Goal
From the entries that follow, pick out all lines holding "document".

Items
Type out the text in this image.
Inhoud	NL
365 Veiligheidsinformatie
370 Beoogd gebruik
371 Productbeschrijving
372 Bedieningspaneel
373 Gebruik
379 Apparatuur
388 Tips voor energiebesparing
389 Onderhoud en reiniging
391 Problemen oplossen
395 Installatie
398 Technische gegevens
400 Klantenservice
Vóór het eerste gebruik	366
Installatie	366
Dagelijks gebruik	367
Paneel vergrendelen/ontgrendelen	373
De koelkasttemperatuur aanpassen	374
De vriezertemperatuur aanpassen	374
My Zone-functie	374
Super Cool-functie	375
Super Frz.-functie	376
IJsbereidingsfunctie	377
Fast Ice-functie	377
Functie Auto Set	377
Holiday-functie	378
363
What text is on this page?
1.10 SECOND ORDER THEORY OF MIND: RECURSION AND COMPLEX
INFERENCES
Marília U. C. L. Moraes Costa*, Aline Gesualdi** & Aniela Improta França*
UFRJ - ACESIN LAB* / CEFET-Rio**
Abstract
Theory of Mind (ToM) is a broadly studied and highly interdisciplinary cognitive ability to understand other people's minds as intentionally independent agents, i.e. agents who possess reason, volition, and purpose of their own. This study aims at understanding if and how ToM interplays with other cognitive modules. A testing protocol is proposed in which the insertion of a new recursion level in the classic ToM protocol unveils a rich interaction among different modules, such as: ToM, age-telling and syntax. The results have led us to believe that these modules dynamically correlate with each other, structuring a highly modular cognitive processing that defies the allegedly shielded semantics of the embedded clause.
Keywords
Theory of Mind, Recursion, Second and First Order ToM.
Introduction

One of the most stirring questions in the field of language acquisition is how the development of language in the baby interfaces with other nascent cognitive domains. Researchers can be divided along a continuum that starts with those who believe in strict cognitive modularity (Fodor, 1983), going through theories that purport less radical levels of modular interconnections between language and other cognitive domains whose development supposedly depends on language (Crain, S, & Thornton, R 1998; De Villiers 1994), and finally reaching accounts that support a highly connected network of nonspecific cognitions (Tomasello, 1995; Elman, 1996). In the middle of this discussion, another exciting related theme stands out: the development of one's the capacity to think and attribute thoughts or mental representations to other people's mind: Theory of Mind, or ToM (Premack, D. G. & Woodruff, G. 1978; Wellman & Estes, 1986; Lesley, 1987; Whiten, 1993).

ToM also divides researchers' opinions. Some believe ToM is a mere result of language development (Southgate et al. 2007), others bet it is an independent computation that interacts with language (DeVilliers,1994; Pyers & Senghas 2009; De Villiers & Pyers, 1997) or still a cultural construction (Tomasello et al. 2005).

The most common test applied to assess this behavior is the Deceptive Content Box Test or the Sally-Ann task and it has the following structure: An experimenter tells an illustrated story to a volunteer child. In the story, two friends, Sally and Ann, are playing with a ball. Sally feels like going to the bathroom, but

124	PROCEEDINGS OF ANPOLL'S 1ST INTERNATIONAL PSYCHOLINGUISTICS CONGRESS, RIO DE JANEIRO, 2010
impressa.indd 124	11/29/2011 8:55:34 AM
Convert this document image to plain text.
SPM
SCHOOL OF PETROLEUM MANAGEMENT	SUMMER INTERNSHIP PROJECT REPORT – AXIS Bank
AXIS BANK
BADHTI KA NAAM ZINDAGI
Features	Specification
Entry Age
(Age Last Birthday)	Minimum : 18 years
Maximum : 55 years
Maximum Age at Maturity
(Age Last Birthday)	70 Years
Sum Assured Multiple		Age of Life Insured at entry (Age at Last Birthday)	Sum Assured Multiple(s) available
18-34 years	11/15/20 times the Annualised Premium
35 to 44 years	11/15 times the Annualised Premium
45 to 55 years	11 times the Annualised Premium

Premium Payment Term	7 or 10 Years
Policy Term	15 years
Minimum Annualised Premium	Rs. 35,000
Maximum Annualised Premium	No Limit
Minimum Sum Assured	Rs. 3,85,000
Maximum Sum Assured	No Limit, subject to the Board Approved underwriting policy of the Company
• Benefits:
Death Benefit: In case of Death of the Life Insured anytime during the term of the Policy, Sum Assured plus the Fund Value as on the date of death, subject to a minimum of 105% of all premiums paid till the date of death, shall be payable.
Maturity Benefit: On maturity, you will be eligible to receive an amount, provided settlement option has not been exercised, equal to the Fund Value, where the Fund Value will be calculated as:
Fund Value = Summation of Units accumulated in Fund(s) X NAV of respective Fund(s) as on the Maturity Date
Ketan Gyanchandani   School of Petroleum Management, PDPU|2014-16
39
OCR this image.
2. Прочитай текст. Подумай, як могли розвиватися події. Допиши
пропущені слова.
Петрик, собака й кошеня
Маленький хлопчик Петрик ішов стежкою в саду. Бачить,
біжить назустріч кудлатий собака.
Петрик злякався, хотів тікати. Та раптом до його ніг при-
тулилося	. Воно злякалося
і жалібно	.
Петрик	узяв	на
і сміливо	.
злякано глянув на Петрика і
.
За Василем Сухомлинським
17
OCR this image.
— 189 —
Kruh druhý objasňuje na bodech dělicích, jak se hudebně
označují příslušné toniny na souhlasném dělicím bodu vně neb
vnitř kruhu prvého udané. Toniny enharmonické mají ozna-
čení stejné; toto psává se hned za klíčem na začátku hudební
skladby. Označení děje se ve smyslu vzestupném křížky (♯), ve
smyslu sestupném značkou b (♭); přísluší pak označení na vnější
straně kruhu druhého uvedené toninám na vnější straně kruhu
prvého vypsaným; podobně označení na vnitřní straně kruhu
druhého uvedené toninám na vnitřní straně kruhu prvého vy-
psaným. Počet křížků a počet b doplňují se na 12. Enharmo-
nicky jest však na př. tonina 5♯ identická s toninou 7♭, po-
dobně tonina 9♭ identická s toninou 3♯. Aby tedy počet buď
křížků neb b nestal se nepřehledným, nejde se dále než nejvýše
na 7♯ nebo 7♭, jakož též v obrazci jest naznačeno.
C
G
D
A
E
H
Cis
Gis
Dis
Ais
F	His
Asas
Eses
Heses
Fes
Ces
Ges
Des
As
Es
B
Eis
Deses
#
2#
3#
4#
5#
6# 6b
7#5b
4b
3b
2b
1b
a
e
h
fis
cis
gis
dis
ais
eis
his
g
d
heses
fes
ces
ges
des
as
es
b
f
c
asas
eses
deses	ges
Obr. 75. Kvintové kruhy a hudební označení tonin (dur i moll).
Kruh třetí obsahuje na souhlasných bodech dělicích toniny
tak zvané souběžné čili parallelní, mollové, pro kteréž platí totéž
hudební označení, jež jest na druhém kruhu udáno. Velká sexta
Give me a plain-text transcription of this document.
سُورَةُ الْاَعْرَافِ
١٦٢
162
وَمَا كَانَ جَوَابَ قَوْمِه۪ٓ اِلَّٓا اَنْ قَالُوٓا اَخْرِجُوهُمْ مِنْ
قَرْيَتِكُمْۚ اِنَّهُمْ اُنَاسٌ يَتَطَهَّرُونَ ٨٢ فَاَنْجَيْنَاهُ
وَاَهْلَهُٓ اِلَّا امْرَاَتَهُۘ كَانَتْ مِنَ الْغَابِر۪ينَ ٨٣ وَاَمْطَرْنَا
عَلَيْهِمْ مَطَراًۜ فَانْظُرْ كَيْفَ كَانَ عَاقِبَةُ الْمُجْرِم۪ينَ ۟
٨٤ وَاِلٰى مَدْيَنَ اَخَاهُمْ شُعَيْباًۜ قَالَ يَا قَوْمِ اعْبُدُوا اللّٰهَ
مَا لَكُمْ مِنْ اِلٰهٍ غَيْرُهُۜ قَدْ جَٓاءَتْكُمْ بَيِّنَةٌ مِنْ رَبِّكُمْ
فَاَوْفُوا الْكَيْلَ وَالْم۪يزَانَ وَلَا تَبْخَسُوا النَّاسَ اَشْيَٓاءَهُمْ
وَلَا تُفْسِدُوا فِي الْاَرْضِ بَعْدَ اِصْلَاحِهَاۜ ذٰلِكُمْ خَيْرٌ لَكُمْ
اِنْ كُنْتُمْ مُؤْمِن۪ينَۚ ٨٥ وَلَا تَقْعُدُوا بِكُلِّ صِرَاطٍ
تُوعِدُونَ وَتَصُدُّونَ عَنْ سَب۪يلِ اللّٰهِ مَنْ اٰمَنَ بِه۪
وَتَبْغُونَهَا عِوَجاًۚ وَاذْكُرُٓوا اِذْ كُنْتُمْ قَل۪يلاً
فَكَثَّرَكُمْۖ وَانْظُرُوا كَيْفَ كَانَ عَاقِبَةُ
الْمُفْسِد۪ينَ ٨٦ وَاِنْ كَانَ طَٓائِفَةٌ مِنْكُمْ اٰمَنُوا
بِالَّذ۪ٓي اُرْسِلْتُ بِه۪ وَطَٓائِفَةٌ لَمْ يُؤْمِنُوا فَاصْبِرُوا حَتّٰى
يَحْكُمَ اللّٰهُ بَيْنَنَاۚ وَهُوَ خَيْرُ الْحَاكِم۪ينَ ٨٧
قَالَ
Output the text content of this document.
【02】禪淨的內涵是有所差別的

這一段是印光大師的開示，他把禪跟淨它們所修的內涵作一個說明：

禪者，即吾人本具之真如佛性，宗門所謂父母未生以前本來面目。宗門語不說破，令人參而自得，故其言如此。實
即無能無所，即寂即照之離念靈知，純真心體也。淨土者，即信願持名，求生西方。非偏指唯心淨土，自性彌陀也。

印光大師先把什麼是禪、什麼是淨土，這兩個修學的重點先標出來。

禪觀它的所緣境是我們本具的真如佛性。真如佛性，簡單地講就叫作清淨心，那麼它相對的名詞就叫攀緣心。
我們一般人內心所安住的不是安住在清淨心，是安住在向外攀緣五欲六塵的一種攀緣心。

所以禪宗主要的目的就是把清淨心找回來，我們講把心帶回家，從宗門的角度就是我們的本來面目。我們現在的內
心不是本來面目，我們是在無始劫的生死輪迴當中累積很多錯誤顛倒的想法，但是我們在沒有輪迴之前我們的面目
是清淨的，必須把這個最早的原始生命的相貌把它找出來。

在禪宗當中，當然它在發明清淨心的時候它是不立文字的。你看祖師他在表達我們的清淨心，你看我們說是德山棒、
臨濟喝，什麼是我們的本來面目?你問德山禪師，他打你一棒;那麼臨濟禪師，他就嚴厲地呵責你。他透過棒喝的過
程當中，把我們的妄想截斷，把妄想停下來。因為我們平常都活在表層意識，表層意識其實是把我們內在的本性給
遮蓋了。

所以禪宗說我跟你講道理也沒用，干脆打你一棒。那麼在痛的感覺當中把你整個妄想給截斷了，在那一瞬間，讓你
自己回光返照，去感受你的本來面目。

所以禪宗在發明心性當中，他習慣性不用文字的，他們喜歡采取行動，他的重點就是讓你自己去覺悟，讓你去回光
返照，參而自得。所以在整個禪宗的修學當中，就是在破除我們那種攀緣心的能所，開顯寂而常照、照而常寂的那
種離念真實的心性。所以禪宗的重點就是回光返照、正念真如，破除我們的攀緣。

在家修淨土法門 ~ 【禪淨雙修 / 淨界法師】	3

Result of this task
Convert this document image to plain text.
Give me a plain-text transcription of this document.
Output the text content of this document.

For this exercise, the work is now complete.